Data items:
>> START
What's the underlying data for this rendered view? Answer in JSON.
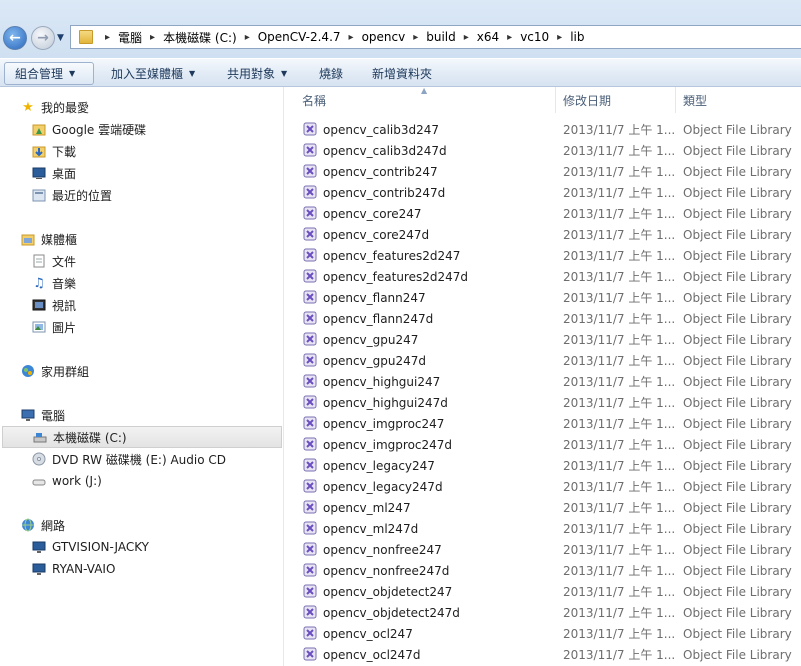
{
  "breadcrumb": [
    "電腦",
    "本機磁碟 (C:)",
    "OpenCV-2.4.7",
    "opencv",
    "build",
    "x64",
    "vc10",
    "lib"
  ],
  "toolbar": {
    "organize": "組合管理",
    "add_to_library": "加入至媒體櫃",
    "share_with": "共用對象",
    "burn": "燒錄",
    "new_folder": "新增資料夾"
  },
  "nav": {
    "favorites": {
      "label": "我的最愛",
      "items": [
        "Google 雲端硬碟",
        "下載",
        "桌面",
        "最近的位置"
      ]
    },
    "libraries": {
      "label": "媒體櫃",
      "items": [
        "文件",
        "音樂",
        "視訊",
        "圖片"
      ]
    },
    "homegroup": {
      "label": "家用群組"
    },
    "computer": {
      "label": "電腦",
      "items": [
        "本機磁碟 (C:)",
        "DVD RW 磁碟機 (E:) Audio CD",
        "work (J:)"
      ]
    },
    "network": {
      "label": "網路",
      "items": [
        "GTVISION-JACKY",
        "RYAN-VAIO"
      ]
    }
  },
  "columns": {
    "name": "名稱",
    "date": "修改日期",
    "type": "類型"
  },
  "files": [
    {
      "name": "opencv_calib3d247",
      "date": "2013/11/7 上午 1...",
      "type": "Object File Library"
    },
    {
      "name": "opencv_calib3d247d",
      "date": "2013/11/7 上午 1...",
      "type": "Object File Library"
    },
    {
      "name": "opencv_contrib247",
      "date": "2013/11/7 上午 1...",
      "type": "Object File Library"
    },
    {
      "name": "opencv_contrib247d",
      "date": "2013/11/7 上午 1...",
      "type": "Object File Library"
    },
    {
      "name": "opencv_core247",
      "date": "2013/11/7 上午 1...",
      "type": "Object File Library"
    },
    {
      "name": "opencv_core247d",
      "date": "2013/11/7 上午 1...",
      "type": "Object File Library"
    },
    {
      "name": "opencv_features2d247",
      "date": "2013/11/7 上午 1...",
      "type": "Object File Library"
    },
    {
      "name": "opencv_features2d247d",
      "date": "2013/11/7 上午 1...",
      "type": "Object File Library"
    },
    {
      "name": "opencv_flann247",
      "date": "2013/11/7 上午 1...",
      "type": "Object File Library"
    },
    {
      "name": "opencv_flann247d",
      "date": "2013/11/7 上午 1...",
      "type": "Object File Library"
    },
    {
      "name": "opencv_gpu247",
      "date": "2013/11/7 上午 1...",
      "type": "Object File Library"
    },
    {
      "name": "opencv_gpu247d",
      "date": "2013/11/7 上午 1...",
      "type": "Object File Library"
    },
    {
      "name": "opencv_highgui247",
      "date": "2013/11/7 上午 1...",
      "type": "Object File Library"
    },
    {
      "name": "opencv_highgui247d",
      "date": "2013/11/7 上午 1...",
      "type": "Object File Library"
    },
    {
      "name": "opencv_imgproc247",
      "date": "2013/11/7 上午 1...",
      "type": "Object File Library"
    },
    {
      "name": "opencv_imgproc247d",
      "date": "2013/11/7 上午 1...",
      "type": "Object File Library"
    },
    {
      "name": "opencv_legacy247",
      "date": "2013/11/7 上午 1...",
      "type": "Object File Library"
    },
    {
      "name": "opencv_legacy247d",
      "date": "2013/11/7 上午 1...",
      "type": "Object File Library"
    },
    {
      "name": "opencv_ml247",
      "date": "2013/11/7 上午 1...",
      "type": "Object File Library"
    },
    {
      "name": "opencv_ml247d",
      "date": "2013/11/7 上午 1...",
      "type": "Object File Library"
    },
    {
      "name": "opencv_nonfree247",
      "date": "2013/11/7 上午 1...",
      "type": "Object File Library"
    },
    {
      "name": "opencv_nonfree247d",
      "date": "2013/11/7 上午 1...",
      "type": "Object File Library"
    },
    {
      "name": "opencv_objdetect247",
      "date": "2013/11/7 上午 1...",
      "type": "Object File Library"
    },
    {
      "name": "opencv_objdetect247d",
      "date": "2013/11/7 上午 1...",
      "type": "Object File Library"
    },
    {
      "name": "opencv_ocl247",
      "date": "2013/11/7 上午 1...",
      "type": "Object File Library"
    },
    {
      "name": "opencv_ocl247d",
      "date": "2013/11/7 上午 1...",
      "type": "Object File Library"
    }
  ]
}
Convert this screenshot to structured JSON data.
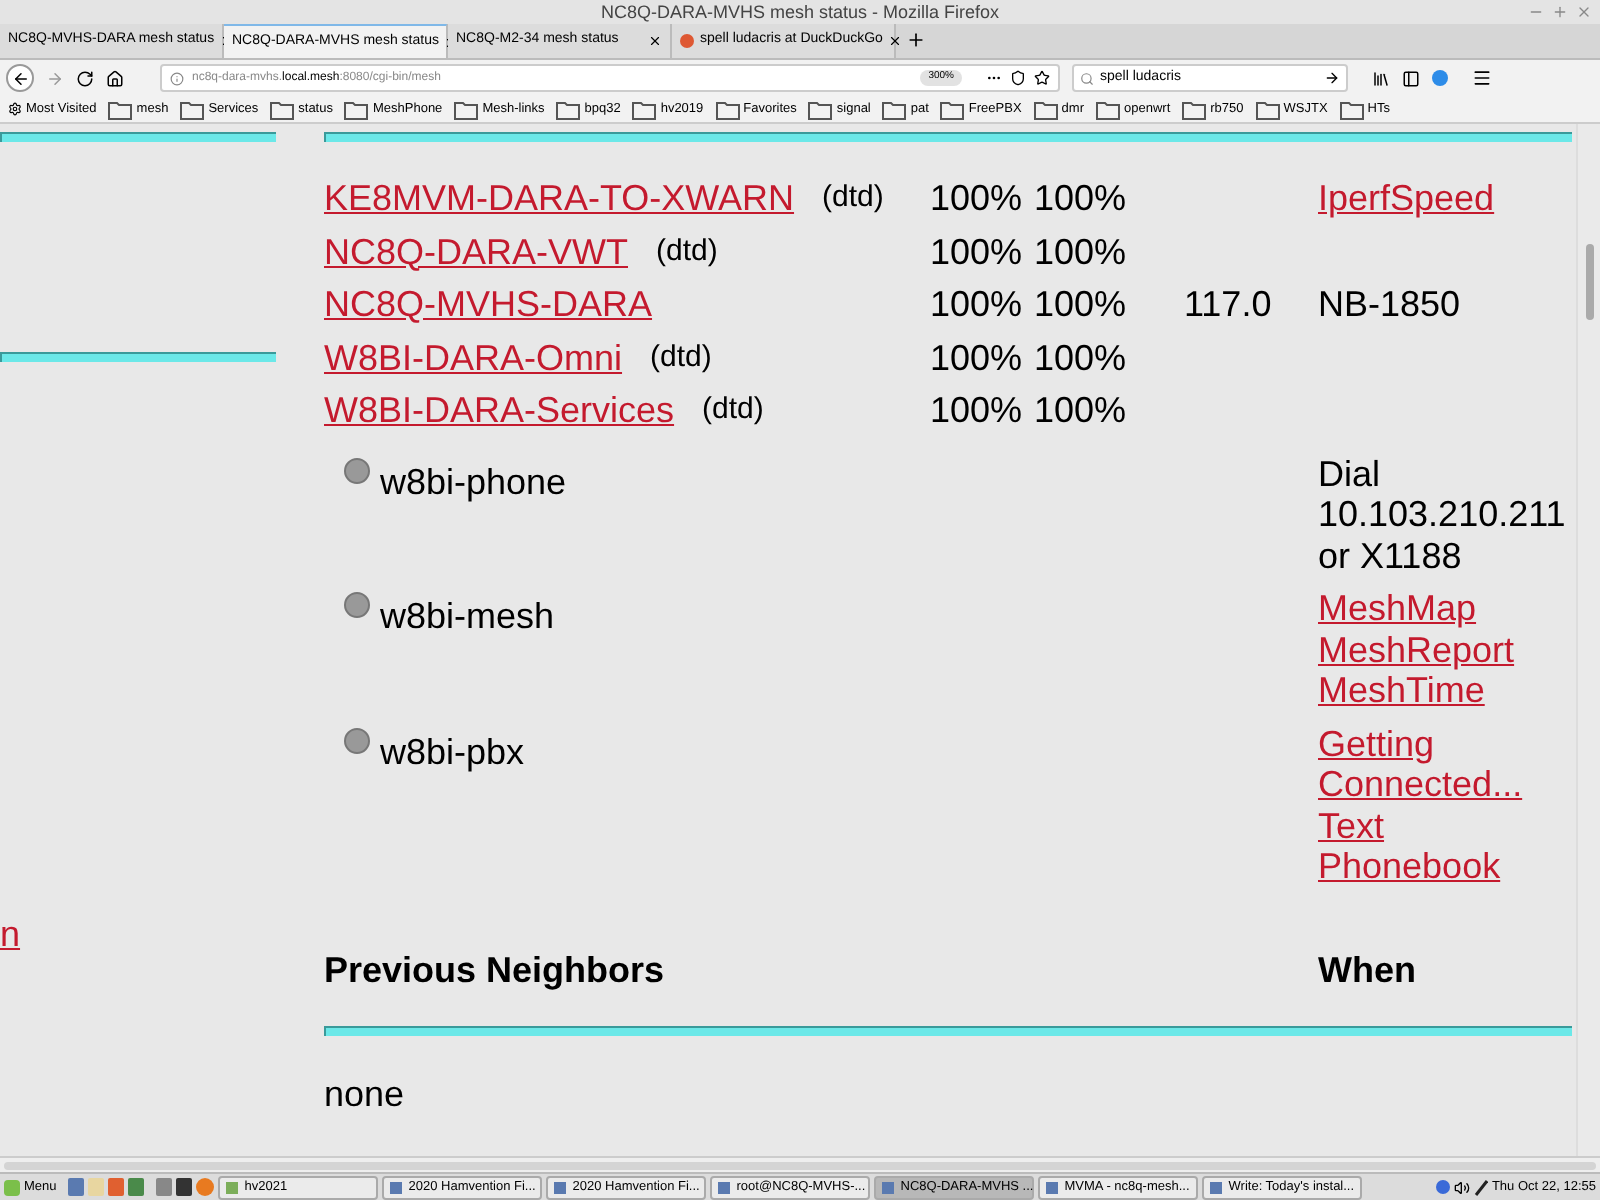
{
  "window": {
    "title": "NC8Q-DARA-MVHS mesh status - Mozilla Firefox"
  },
  "tabs": [
    {
      "label": "NC8Q-MVHS-DARA mesh status",
      "selected": false,
      "favicon": false
    },
    {
      "label": "NC8Q-DARA-MVHS mesh status",
      "selected": true,
      "favicon": false
    },
    {
      "label": "NC8Q-M2-34 mesh status",
      "selected": false,
      "favicon": false
    },
    {
      "label": "spell ludacris at DuckDuckGo",
      "selected": false,
      "favicon": true
    }
  ],
  "address_bar": {
    "url_prefix": "nc8q-dara-mvhs.",
    "url_domain": "local.mesh",
    "url_suffix": ":8080/cgi-bin/mesh",
    "zoom": "300%"
  },
  "search": {
    "value": "spell ludacris"
  },
  "bookmarks": [
    "Most Visited",
    "mesh",
    "Services",
    "status",
    "MeshPhone",
    "Mesh-links",
    "bpq32",
    "hv2019",
    "Favorites",
    "signal",
    "pat",
    "FreePBX",
    "dmr",
    "openwrt",
    "rb750",
    "WSJTX",
    "HTs"
  ],
  "left_column": {
    "link": "n"
  },
  "neighbors": [
    {
      "name": "KE8MVM-DARA-TO-XWARN",
      "note": "(dtd)",
      "lq": "100%",
      "nlq": "100%",
      "service": {
        "kind": "link",
        "text": "IperfSpeed"
      }
    },
    {
      "name": "NC8Q-DARA-VWT",
      "note": "(dtd)",
      "lq": "100%",
      "nlq": "100%"
    },
    {
      "name": "NC8Q-MVHS-DARA",
      "lq": "100%",
      "nlq": "100%",
      "cost": "117.0",
      "service": {
        "kind": "text",
        "text": "NB-1850"
      }
    },
    {
      "name": "W8BI-DARA-Omni",
      "note": "(dtd)",
      "lq": "100%",
      "nlq": "100%"
    },
    {
      "name": "W8BI-DARA-Services",
      "note": "(dtd)",
      "lq": "100%",
      "nlq": "100%"
    }
  ],
  "hosts": [
    {
      "name": "w8bi-phone",
      "services": [
        {
          "kind": "text",
          "text": "Dial 10.103.210.211 or X1188"
        }
      ]
    },
    {
      "name": "w8bi-mesh",
      "services": [
        {
          "kind": "link",
          "text": "MeshMap"
        },
        {
          "kind": "link",
          "text": "MeshReport"
        },
        {
          "kind": "link",
          "text": "MeshTime"
        }
      ]
    },
    {
      "name": "w8bi-pbx",
      "services": [
        {
          "kind": "link",
          "text": "Getting Connected..."
        },
        {
          "kind": "link",
          "text": "Text"
        },
        {
          "kind": "link",
          "text": "Phonebook"
        }
      ]
    }
  ],
  "previous_neighbors": {
    "heading": "Previous Neighbors",
    "when_heading": "When",
    "empty_text": "none"
  },
  "taskbar": {
    "menu": "Menu",
    "windows": [
      {
        "label": "hv2021",
        "selected": false
      },
      {
        "label": "2020 Hamvention Fi...",
        "selected": false
      },
      {
        "label": "2020 Hamvention Fi...",
        "selected": false
      },
      {
        "label": "root@NC8Q-MVHS-...",
        "selected": false
      },
      {
        "label": "NC8Q-DARA-MVHS ...",
        "selected": true
      },
      {
        "label": "MVMA - nc8q-mesh...",
        "selected": false
      },
      {
        "label": "Write: Today's instal...",
        "selected": false
      }
    ],
    "clock": "Thu Oct 22, 12:55"
  }
}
>> END
#### [Aim]
Only the number is wanted: how many lines in the data include the word "JSON"?

#### [Answer in full]
2